Structured figure records:
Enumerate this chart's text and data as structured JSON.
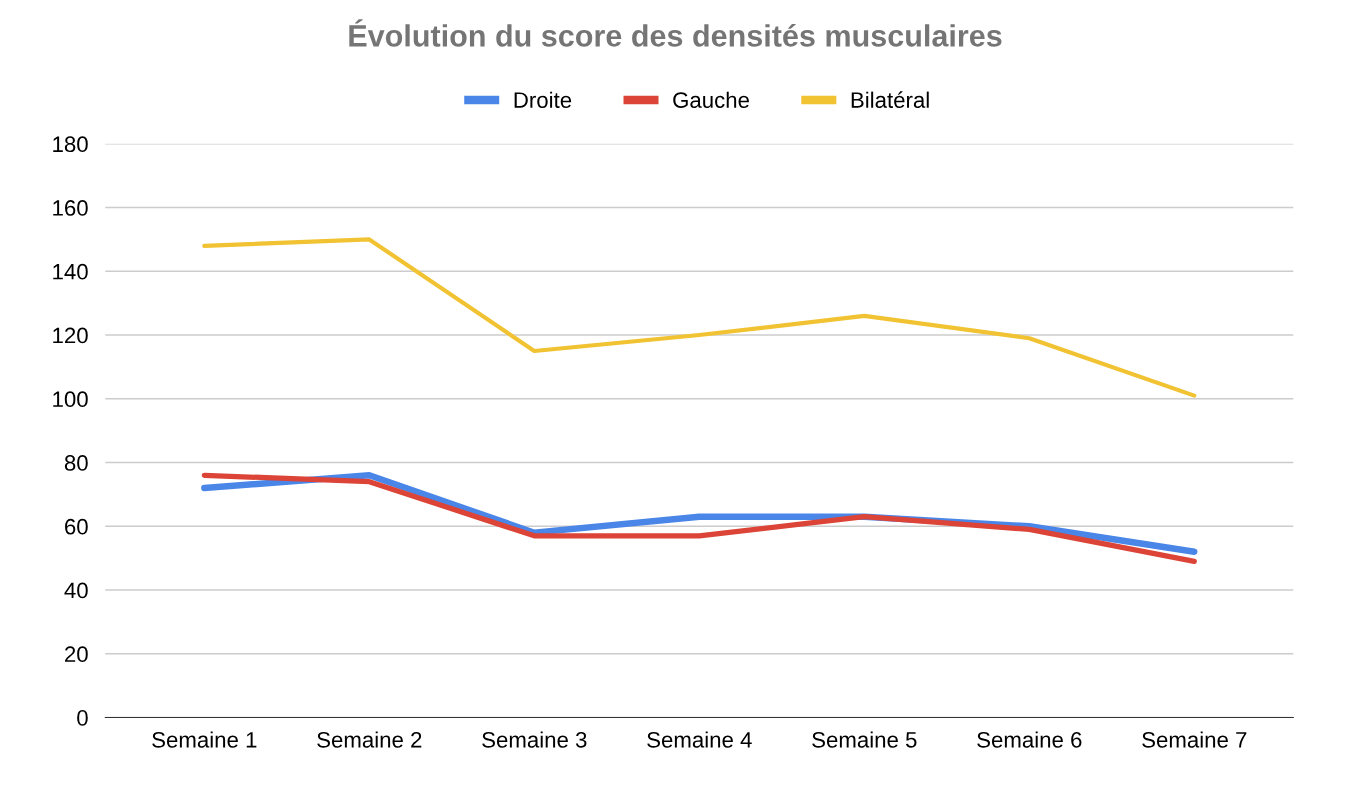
{
  "chart_data": {
    "type": "line",
    "title": "Évolution du score des densités musculaires",
    "categories": [
      "Semaine 1",
      "Semaine 2",
      "Semaine 3",
      "Semaine 4",
      "Semaine 5",
      "Semaine 6",
      "Semaine 7"
    ],
    "series": [
      {
        "name": "Droite",
        "color": "#4a86e8",
        "values": [
          72,
          76,
          58,
          63,
          63,
          60,
          52
        ]
      },
      {
        "name": "Gauche",
        "color": "#db4437",
        "values": [
          76,
          74,
          57,
          57,
          63,
          59,
          49
        ]
      },
      {
        "name": "Bilatéral",
        "color": "#f1c232",
        "values": [
          148,
          150,
          115,
          120,
          126,
          119,
          101
        ]
      }
    ],
    "ylim": [
      0,
      180
    ],
    "yticks": [
      0,
      20,
      40,
      60,
      80,
      100,
      120,
      140,
      160,
      180
    ],
    "grid": "y",
    "legend": "top",
    "marker": "none",
    "line_style": "solid"
  }
}
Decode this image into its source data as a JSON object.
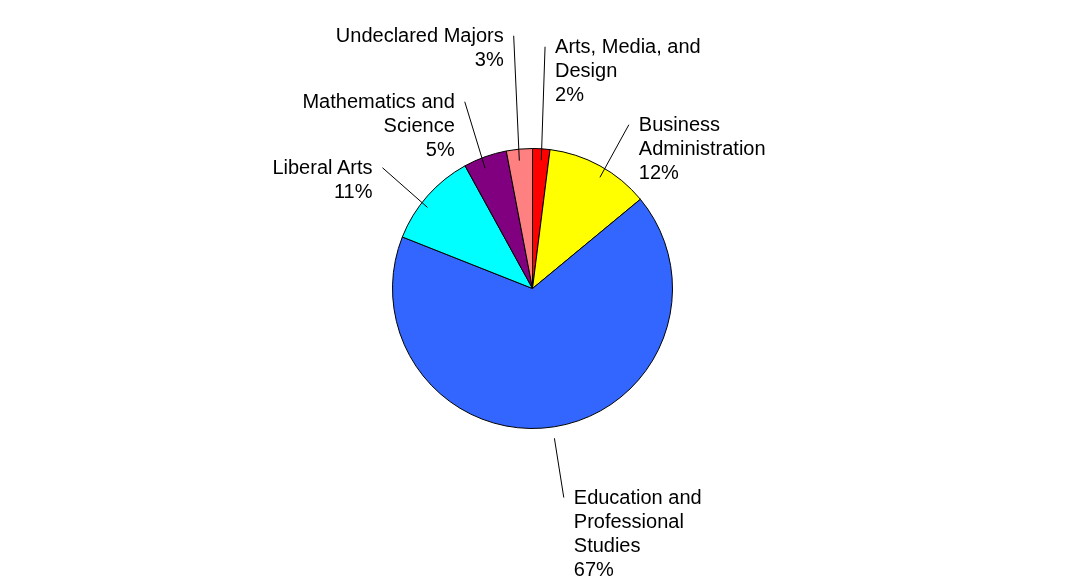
{
  "chart_data": {
    "type": "pie",
    "categories": [
      "Arts, Media, and Design",
      "Business Administration",
      "Education and Professional Studies",
      "Liberal Arts",
      "Mathematics and Science",
      "Undeclared Majors"
    ],
    "values": [
      2,
      12,
      67,
      11,
      5,
      3
    ],
    "colors": [
      "#ff0000",
      "#ffff00",
      "#3366ff",
      "#00ffff",
      "#800080",
      "#ff8080"
    ],
    "value_labels": [
      "2%",
      "12%",
      "67%",
      "11%",
      "5%",
      "3%"
    ]
  }
}
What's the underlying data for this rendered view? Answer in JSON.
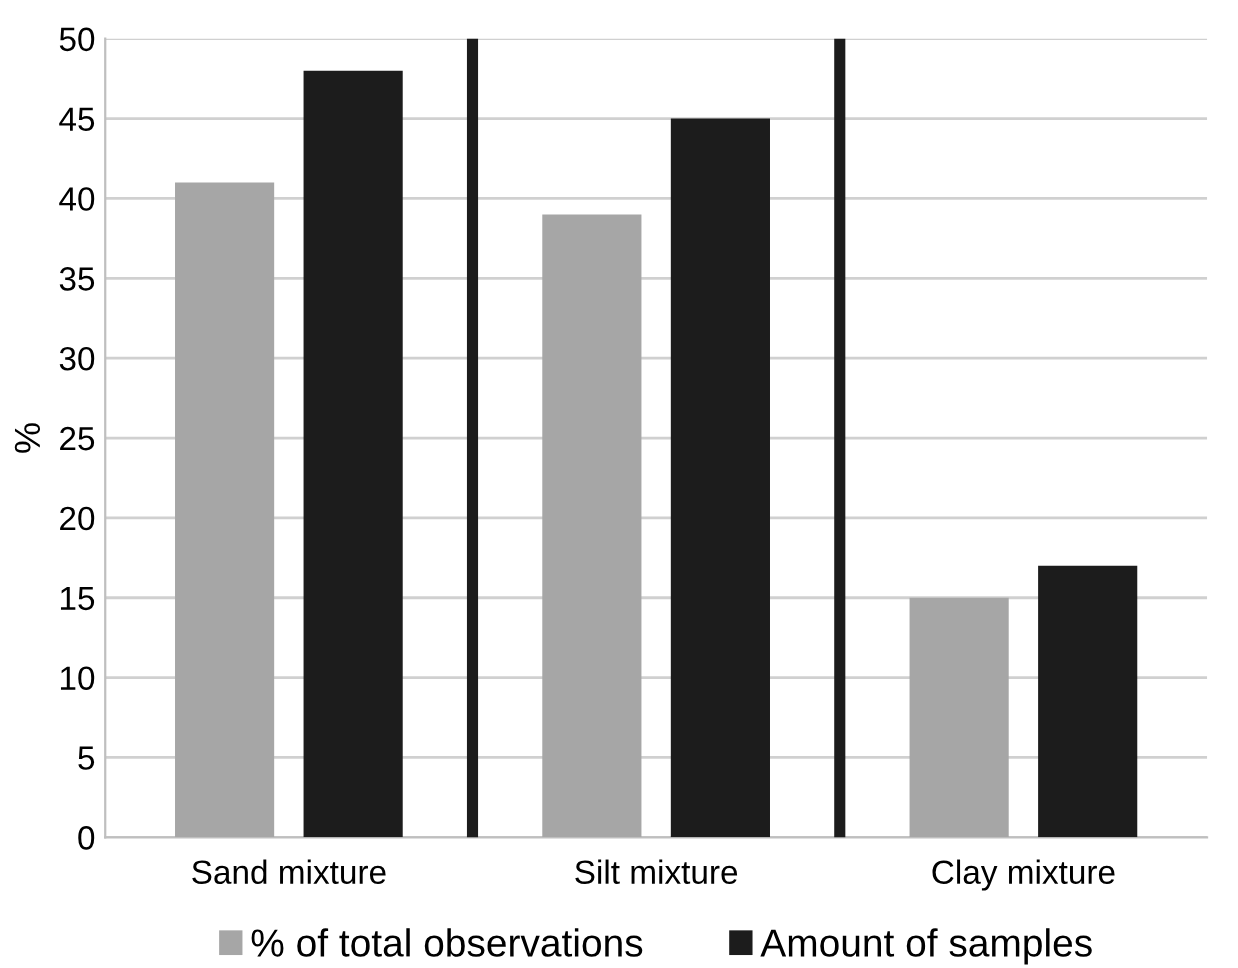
{
  "chart_data": {
    "type": "bar",
    "ylabel": "%",
    "categories": [
      "Sand mixture",
      "Silt mixture",
      "Clay mixture"
    ],
    "series": [
      {
        "name": "% of total observations",
        "color": "#a6a6a6",
        "values": [
          41,
          39,
          15
        ]
      },
      {
        "name": "Amount of samples",
        "color": "#1c1c1c",
        "values": [
          48,
          45,
          17
        ]
      }
    ],
    "ylim": [
      0,
      50
    ],
    "yticks": [
      0,
      5,
      10,
      15,
      20,
      25,
      30,
      35,
      40,
      45,
      50
    ],
    "grid": "y",
    "legend": "bottom"
  }
}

- [Requirement]
Reproduce each line exactly as it appears, omitting the pictures.

- [Exercise answer]
Enumerate this chart's text and data as structured JSON.
{
  "chart_data": {
    "type": "line",
    "title": "Évolution du score des densités musculaires",
    "categories": [
      "Semaine 1",
      "Semaine 2",
      "Semaine 3",
      "Semaine 4",
      "Semaine 5",
      "Semaine 6",
      "Semaine 7"
    ],
    "series": [
      {
        "name": "Droite",
        "color": "#4a86e8",
        "values": [
          72,
          76,
          58,
          63,
          63,
          60,
          52
        ]
      },
      {
        "name": "Gauche",
        "color": "#db4437",
        "values": [
          76,
          74,
          57,
          57,
          63,
          59,
          49
        ]
      },
      {
        "name": "Bilatéral",
        "color": "#f1c232",
        "values": [
          148,
          150,
          115,
          120,
          126,
          119,
          101
        ]
      }
    ],
    "ylim": [
      0,
      180
    ],
    "yticks": [
      0,
      20,
      40,
      60,
      80,
      100,
      120,
      140,
      160,
      180
    ],
    "grid": "y",
    "legend": "top",
    "marker": "none",
    "line_style": "solid"
  }
}
Decode this image into its source data as a JSON object.
{
  "chart_data": {
    "type": "pie",
    "categories": [
      "Arts, Media, and Design",
      "Business Administration",
      "Education and Professional Studies",
      "Liberal Arts",
      "Mathematics and Science",
      "Undeclared Majors"
    ],
    "values": [
      2,
      12,
      67,
      11,
      5,
      3
    ],
    "colors": [
      "#ff0000",
      "#ffff00",
      "#3366ff",
      "#00ffff",
      "#800080",
      "#ff8080"
    ],
    "value_labels": [
      "2%",
      "12%",
      "67%",
      "11%",
      "5%",
      "3%"
    ]
  }
}
What's the underlying data for this rendered view? Answer in JSON.
{
  "chart_data": {
    "type": "bar",
    "ylabel": "%",
    "categories": [
      "Sand mixture",
      "Silt mixture",
      "Clay mixture"
    ],
    "series": [
      {
        "name": "% of total observations",
        "color": "#a6a6a6",
        "values": [
          41,
          39,
          15
        ]
      },
      {
        "name": "Amount of samples",
        "color": "#1c1c1c",
        "values": [
          48,
          45,
          17
        ]
      }
    ],
    "ylim": [
      0,
      50
    ],
    "yticks": [
      0,
      5,
      10,
      15,
      20,
      25,
      30,
      35,
      40,
      45,
      50
    ],
    "grid": "y",
    "legend": "bottom"
  }
}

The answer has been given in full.